* **SET EXERCISE**: Rewrite every line of the listing with "x-tick-label" replaced by "date label" and everything else unchanged. Leave out the pictures.

* **EXCERPTED RECORDS**:

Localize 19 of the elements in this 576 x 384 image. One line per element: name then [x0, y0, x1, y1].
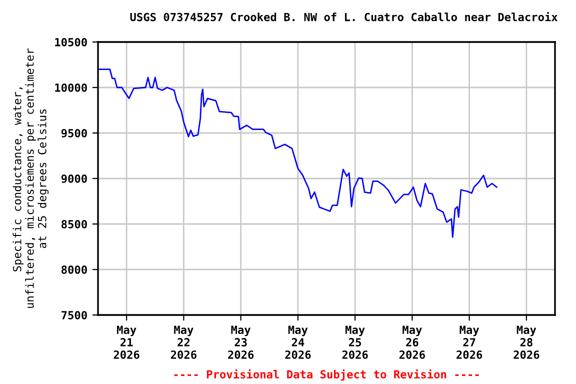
x-tick-label: May 24 2026 — [285, 326, 311, 359]
y-tick-label: 10500 — [55, 38, 87, 46]
y-tick-label: 10000 — [55, 83, 87, 92]
y-tick-label: 8000 — [62, 265, 87, 274]
x-tick-label: May 26 2026 — [399, 326, 425, 359]
x-tick-label: May 28 2026 — [514, 326, 540, 359]
y-tick-label: 7500 — [62, 310, 87, 320]
y-tick-label: 9000 — [61, 174, 87, 183]
chart-title: USGS 073745257 Crooked B. NW of L. Cuatro Caballo near Delacroix — [130, 12, 558, 22]
x-tick-label: May 27 2026 — [456, 326, 482, 359]
y-axis-title: Specific conductance, water, unfiltered, microsiemens per centimeter at 25 degrees Celsius — [12, 48, 49, 308]
y-tick-label: 8500 — [62, 220, 87, 228]
x-tick-label: May 21 2026 — [114, 326, 140, 359]
line-series — [98, 68, 498, 238]
y-tick-label: 9500 — [61, 128, 87, 138]
x-tick-label: May 22 2026 — [170, 326, 196, 359]
x-tick-label: May 23 2026 — [228, 326, 254, 359]
x-tick-label: May 25 2026 — [342, 326, 368, 359]
text: ---- Provisional Data Subject to Revision ---- — [174, 369, 479, 381]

* **FINAL ANSWER**:
Localize 19 of the elements in this 576 x 384 image. One line per element: name then [x0, y0, x1, y1].
date label: May 24 2026 — [285, 326, 311, 359]
y-tick-label: 10500 — [55, 38, 87, 46]
y-tick-label: 10000 — [55, 83, 87, 92]
y-tick-label: 8000 — [62, 265, 87, 274]
date label: May 26 2026 — [399, 326, 425, 359]
date label: May 28 2026 — [514, 326, 540, 359]
y-tick-label: 7500 — [62, 310, 87, 320]
y-tick-label: 9000 — [61, 174, 87, 183]
chart-title: USGS 073745257 Crooked B. NW of L. Cuatro Caballo near Delacroix — [130, 12, 558, 22]
date label: May 27 2026 — [456, 326, 482, 359]
y-axis-title: Specific conductance, water, unfiltered, microsiemens per centimeter at 25 degrees Celsius — [12, 48, 49, 308]
y-tick-label: 8500 — [62, 220, 87, 228]
date label: May 21 2026 — [114, 326, 140, 359]
line-series — [98, 68, 498, 238]
y-tick-label: 9500 — [61, 128, 87, 138]
date label: May 22 2026 — [170, 326, 196, 359]
date label: May 23 2026 — [228, 326, 254, 359]
date label: May 25 2026 — [342, 326, 368, 359]
text: ---- Provisional Data Subject to Revision ---- — [174, 369, 479, 381]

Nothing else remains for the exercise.